EXERCISE - Check each line of the entries below for the string "Reichthum"; copy every line where it appears.

RECORDS FOR THIS EXERCISE -
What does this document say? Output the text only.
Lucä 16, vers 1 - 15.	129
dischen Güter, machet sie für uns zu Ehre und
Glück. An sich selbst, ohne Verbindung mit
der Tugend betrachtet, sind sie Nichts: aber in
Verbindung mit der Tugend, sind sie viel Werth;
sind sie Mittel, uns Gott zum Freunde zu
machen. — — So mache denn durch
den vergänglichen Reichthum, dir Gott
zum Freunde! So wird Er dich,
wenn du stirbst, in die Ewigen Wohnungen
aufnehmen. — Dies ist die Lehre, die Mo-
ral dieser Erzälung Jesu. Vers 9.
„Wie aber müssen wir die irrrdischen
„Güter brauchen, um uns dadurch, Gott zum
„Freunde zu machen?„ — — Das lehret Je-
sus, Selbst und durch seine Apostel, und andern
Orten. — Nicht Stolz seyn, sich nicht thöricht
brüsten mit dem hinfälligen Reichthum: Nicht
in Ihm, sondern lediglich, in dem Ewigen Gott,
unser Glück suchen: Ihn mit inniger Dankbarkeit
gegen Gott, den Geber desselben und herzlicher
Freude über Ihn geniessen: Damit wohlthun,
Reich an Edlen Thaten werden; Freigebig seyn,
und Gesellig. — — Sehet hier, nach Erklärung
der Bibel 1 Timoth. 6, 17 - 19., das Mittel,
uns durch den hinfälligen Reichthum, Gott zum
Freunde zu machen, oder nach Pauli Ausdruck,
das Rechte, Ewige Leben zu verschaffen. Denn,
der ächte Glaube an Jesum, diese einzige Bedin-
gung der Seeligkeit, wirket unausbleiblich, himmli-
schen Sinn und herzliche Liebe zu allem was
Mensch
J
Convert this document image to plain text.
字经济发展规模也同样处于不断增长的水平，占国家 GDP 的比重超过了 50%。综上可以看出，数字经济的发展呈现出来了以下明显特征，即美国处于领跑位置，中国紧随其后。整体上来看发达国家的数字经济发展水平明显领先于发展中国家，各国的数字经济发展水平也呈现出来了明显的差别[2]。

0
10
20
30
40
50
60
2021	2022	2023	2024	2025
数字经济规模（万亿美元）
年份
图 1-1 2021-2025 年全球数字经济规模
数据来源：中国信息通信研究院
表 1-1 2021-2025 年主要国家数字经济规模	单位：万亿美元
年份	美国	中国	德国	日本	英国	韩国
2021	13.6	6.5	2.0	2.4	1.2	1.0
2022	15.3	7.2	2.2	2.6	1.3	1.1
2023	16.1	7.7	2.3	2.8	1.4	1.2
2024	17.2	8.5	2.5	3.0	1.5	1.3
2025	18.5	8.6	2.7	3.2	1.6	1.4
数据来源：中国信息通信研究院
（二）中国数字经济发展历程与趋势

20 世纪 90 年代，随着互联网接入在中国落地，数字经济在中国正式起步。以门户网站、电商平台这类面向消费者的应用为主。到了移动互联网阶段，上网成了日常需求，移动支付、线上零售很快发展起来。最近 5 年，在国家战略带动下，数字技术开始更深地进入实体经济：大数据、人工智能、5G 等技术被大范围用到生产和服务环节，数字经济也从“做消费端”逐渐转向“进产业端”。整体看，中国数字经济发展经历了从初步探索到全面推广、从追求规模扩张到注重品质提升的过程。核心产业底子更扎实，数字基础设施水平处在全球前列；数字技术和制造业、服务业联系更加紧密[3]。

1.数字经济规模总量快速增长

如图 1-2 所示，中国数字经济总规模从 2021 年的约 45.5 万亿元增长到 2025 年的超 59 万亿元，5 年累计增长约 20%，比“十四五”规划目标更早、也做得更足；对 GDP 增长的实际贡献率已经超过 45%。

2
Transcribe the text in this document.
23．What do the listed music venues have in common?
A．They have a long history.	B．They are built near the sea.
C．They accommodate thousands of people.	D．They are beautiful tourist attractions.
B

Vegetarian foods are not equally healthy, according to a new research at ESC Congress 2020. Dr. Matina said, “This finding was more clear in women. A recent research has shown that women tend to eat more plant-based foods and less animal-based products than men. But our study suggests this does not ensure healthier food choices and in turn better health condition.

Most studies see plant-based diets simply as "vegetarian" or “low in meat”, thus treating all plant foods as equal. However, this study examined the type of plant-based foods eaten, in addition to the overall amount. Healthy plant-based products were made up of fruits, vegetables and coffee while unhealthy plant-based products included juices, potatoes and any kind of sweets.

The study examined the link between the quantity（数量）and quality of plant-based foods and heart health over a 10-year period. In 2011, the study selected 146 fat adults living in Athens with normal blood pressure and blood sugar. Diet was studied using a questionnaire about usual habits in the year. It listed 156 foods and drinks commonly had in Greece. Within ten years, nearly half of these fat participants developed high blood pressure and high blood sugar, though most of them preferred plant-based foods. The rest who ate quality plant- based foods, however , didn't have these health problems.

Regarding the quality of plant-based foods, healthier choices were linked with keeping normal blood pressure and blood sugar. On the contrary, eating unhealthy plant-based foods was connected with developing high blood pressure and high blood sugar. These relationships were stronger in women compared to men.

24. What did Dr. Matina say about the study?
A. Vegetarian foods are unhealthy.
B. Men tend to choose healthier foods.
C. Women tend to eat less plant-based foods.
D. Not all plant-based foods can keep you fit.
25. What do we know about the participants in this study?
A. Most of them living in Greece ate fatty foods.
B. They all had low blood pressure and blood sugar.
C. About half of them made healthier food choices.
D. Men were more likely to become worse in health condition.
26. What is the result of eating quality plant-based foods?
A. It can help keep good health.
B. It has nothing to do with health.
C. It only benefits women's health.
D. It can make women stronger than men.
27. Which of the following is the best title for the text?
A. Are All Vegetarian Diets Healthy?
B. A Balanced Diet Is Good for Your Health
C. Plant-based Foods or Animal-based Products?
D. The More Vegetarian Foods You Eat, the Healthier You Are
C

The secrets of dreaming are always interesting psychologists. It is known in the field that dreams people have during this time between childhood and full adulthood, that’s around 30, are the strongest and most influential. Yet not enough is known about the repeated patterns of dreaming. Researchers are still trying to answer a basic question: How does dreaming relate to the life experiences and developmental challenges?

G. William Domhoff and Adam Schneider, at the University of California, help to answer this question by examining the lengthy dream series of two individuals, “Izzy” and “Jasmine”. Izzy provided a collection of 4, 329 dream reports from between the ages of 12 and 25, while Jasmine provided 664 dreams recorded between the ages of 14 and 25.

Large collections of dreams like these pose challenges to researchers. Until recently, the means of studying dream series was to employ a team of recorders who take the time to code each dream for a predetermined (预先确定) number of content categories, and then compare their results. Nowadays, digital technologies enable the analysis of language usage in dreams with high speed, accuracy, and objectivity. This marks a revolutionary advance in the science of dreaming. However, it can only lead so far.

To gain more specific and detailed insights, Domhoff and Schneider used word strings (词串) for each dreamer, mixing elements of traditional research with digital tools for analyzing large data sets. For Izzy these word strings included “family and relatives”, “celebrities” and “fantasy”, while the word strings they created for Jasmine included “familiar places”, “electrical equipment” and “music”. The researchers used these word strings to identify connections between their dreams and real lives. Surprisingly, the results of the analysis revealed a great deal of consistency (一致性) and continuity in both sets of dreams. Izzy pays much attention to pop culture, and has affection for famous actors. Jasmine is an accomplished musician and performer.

WRITTEN SOLUTION -
den vergänglichen Reichthum, dir Gott
brüsten mit dem hinfälligen Reichthum: Nicht
uns durch den hinfälligen Reichthum, Gott zum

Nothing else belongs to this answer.